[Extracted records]

#####

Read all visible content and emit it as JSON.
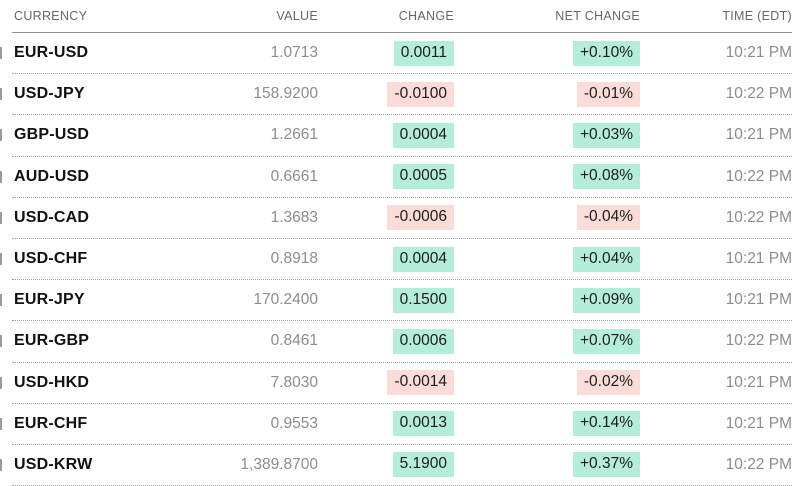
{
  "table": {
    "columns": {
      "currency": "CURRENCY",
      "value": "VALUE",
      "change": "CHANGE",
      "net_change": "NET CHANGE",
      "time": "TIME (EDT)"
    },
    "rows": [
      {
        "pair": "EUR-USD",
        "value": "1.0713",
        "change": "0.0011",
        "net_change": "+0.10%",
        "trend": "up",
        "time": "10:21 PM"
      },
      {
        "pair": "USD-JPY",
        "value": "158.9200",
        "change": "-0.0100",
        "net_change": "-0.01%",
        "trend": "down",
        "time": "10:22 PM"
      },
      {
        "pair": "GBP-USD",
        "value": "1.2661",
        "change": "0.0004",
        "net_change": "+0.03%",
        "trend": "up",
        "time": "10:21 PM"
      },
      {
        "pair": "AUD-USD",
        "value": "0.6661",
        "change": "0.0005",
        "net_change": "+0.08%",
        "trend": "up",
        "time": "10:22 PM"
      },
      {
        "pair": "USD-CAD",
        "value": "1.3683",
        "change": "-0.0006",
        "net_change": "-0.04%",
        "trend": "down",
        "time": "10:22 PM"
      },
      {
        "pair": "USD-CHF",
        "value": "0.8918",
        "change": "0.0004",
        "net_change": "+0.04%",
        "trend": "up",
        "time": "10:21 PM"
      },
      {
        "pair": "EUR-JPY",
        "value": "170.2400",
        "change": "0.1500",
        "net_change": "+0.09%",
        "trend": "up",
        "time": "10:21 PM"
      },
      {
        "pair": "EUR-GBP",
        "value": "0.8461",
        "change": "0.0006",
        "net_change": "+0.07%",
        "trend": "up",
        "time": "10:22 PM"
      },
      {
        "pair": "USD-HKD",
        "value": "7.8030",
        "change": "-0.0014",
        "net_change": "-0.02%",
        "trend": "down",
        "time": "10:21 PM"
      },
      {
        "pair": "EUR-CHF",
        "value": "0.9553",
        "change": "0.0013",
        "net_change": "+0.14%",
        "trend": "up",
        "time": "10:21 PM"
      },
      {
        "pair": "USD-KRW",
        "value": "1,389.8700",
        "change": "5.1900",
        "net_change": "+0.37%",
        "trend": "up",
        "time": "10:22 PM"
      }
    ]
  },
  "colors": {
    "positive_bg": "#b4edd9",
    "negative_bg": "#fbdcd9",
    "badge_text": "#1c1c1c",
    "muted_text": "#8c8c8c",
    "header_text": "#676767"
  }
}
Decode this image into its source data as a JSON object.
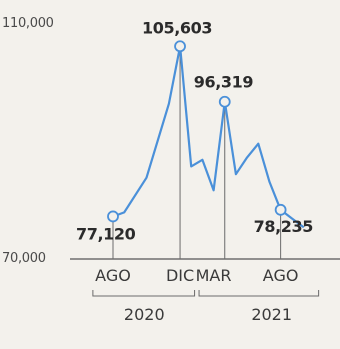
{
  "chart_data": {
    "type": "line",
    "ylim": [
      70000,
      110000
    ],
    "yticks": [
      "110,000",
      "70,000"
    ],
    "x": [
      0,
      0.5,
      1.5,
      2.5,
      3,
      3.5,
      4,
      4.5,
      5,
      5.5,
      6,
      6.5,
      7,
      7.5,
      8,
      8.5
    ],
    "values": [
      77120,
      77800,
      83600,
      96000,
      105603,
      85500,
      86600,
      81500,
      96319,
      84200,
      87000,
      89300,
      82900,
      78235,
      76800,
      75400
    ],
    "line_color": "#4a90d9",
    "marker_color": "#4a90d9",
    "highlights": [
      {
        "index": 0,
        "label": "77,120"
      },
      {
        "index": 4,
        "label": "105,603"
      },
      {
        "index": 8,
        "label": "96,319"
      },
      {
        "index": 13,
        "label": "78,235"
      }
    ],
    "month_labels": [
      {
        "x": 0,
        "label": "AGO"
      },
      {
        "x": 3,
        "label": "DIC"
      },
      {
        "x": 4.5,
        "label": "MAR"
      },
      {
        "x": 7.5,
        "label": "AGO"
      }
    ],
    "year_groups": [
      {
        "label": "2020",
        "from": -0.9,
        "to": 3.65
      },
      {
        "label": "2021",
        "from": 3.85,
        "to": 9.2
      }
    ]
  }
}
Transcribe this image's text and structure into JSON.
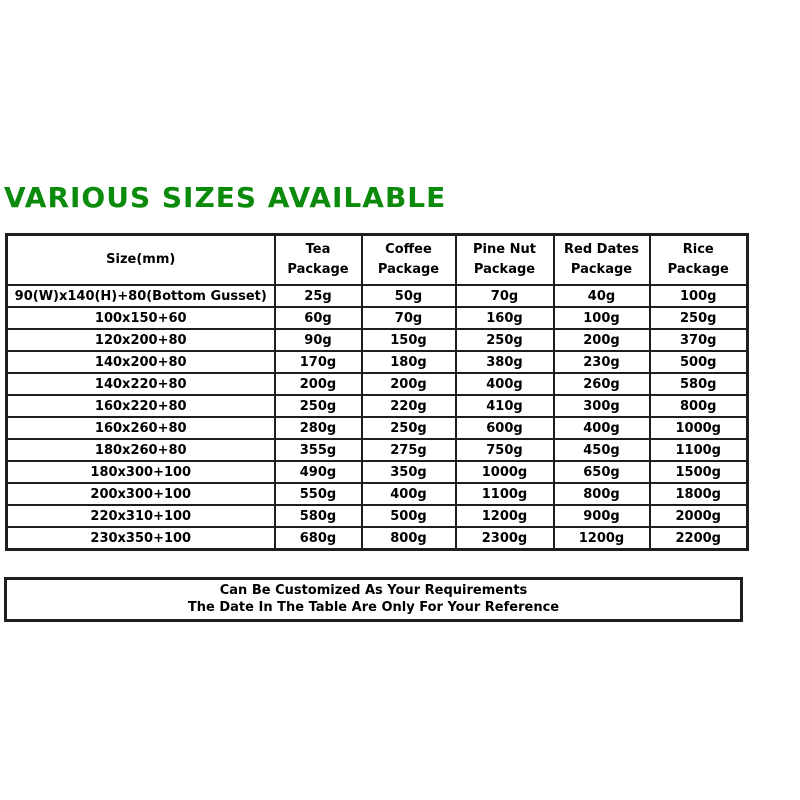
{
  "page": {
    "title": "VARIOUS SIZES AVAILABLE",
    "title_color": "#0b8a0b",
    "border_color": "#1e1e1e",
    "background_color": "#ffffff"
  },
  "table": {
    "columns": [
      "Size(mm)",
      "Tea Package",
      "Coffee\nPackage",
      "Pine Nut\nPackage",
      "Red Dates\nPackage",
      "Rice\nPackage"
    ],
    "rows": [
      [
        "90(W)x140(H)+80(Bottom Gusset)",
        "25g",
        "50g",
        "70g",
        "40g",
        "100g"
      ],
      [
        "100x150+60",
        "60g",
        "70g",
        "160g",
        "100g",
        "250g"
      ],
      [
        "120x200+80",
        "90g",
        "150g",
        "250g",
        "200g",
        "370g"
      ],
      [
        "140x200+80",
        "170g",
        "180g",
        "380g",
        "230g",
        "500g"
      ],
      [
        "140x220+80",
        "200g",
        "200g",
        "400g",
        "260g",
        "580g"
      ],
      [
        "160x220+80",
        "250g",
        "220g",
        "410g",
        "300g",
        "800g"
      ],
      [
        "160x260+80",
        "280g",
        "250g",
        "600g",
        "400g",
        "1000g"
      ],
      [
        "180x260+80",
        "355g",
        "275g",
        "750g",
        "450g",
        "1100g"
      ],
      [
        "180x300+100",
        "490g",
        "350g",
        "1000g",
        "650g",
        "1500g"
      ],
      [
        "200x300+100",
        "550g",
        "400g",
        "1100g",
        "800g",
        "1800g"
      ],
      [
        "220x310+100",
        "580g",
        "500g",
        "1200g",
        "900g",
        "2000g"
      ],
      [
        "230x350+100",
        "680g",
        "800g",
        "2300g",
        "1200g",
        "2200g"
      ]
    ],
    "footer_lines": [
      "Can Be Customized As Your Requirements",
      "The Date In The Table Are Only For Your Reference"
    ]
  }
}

#####

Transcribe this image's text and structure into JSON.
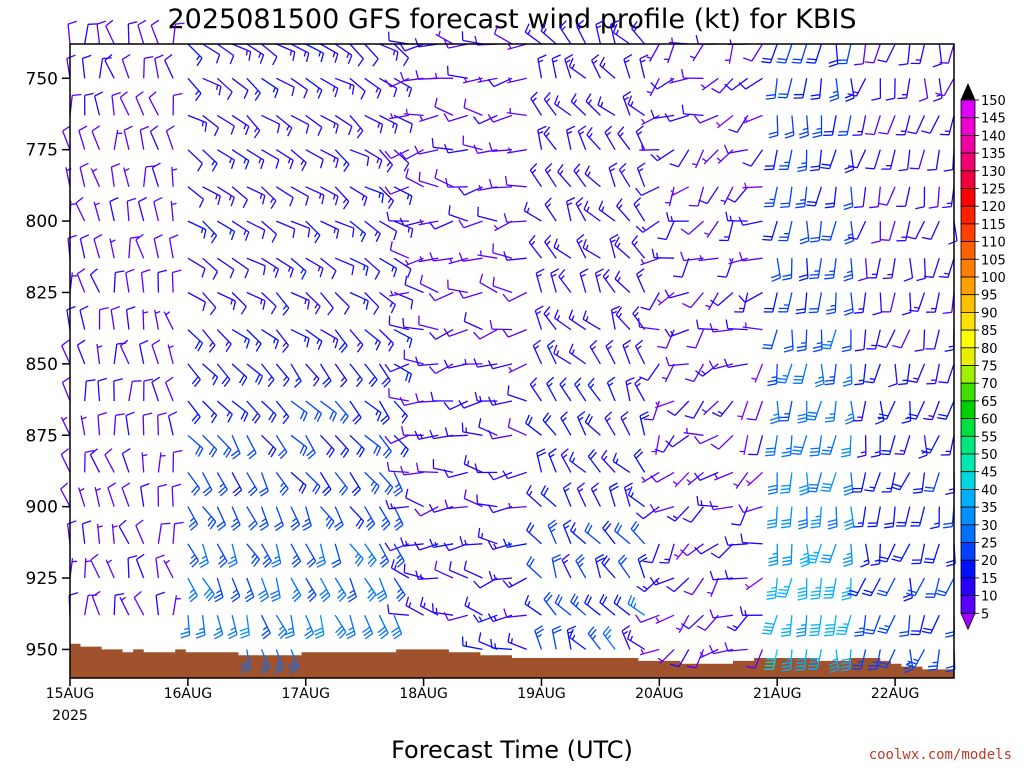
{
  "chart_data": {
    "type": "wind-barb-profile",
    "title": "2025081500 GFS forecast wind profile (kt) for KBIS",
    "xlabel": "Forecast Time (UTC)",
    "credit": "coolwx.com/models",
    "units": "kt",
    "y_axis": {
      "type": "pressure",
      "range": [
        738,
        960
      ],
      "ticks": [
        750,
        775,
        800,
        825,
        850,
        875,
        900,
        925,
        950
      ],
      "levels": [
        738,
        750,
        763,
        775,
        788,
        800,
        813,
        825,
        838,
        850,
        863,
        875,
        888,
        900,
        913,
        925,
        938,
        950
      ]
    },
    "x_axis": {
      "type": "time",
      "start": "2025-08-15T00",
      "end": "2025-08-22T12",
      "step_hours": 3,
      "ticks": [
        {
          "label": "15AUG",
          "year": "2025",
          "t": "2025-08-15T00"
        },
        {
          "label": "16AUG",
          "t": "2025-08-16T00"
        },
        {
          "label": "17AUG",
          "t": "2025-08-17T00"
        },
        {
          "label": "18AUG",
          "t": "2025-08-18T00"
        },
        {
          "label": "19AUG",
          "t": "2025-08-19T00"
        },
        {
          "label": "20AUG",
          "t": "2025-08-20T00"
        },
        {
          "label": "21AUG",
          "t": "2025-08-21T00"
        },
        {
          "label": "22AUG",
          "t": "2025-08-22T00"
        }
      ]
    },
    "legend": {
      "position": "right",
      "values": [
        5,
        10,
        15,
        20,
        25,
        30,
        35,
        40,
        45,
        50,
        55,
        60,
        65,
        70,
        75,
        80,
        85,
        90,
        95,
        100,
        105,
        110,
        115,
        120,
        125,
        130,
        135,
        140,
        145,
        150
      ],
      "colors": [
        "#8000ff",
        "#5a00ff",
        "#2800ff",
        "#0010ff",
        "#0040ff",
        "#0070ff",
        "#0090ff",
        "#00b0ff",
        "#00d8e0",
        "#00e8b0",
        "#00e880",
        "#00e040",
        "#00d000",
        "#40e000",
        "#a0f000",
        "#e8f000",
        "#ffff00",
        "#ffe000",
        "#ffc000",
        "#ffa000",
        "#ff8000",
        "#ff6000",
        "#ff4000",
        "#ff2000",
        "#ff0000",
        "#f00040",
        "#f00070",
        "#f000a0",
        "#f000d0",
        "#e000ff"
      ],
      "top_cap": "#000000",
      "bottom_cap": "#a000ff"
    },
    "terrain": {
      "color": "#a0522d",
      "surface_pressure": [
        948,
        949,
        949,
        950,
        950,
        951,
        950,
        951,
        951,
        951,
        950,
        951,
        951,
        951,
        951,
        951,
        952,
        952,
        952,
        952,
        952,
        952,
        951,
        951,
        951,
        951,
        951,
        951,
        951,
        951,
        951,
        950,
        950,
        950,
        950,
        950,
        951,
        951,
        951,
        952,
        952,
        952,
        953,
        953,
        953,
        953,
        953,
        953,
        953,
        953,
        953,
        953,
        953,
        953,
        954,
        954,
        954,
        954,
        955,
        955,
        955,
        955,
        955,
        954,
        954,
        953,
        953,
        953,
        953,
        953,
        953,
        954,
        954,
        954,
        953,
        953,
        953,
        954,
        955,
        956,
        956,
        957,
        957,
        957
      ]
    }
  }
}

#####

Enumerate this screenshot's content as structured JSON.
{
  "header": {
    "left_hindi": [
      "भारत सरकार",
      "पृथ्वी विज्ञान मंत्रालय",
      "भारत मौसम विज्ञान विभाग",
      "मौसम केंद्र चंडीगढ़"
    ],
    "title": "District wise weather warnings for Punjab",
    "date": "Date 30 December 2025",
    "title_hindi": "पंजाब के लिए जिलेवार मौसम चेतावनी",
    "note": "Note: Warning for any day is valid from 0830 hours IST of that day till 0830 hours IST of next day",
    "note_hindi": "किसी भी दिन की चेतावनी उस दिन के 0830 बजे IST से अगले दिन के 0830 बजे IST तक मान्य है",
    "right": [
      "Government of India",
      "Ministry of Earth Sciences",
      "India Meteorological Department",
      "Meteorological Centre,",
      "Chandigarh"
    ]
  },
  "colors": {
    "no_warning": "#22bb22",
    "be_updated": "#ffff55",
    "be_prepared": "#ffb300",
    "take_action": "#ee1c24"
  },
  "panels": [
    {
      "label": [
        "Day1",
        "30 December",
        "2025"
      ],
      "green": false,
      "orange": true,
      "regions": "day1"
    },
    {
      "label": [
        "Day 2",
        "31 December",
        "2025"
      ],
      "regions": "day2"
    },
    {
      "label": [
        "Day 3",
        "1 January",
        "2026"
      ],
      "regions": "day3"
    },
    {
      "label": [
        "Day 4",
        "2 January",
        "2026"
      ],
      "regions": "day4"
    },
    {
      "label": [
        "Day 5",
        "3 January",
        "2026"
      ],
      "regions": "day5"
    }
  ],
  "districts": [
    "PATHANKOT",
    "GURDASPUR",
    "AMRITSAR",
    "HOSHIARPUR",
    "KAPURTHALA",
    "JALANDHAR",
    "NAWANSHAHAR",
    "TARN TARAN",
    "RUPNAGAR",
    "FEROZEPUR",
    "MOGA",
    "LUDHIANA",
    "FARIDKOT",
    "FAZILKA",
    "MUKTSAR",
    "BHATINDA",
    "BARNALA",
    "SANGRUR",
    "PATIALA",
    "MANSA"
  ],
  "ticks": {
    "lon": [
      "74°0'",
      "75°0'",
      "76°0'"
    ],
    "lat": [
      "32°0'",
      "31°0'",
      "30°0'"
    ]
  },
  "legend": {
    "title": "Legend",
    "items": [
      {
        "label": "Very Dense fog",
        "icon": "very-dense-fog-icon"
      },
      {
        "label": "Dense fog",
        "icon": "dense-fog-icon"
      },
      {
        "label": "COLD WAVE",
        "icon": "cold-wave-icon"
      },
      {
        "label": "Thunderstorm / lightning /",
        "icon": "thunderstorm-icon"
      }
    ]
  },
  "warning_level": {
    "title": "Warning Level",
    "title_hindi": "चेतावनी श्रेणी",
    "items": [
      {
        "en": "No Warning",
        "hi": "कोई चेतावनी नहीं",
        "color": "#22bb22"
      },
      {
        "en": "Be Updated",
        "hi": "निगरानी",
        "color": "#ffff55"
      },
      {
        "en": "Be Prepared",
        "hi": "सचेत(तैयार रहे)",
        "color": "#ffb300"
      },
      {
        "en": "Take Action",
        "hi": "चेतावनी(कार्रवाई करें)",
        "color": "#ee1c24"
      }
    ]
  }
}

#####

Your task is to pick out every line with the string "pair" and copy it.

* Written response *
        "pair": "EUR-USD",
        "pair": "USD-JPY",
        "pair": "GBP-USD",
        "pair": "AUD-USD",
        "pair": "USD-CAD",
        "pair": "USD-CHF",
        "pair": "EUR-JPY",
        "pair": "EUR-GBP",
        "pair": "USD-HKD",
        "pair": "EUR-CHF",
        "pair": "USD-KRW",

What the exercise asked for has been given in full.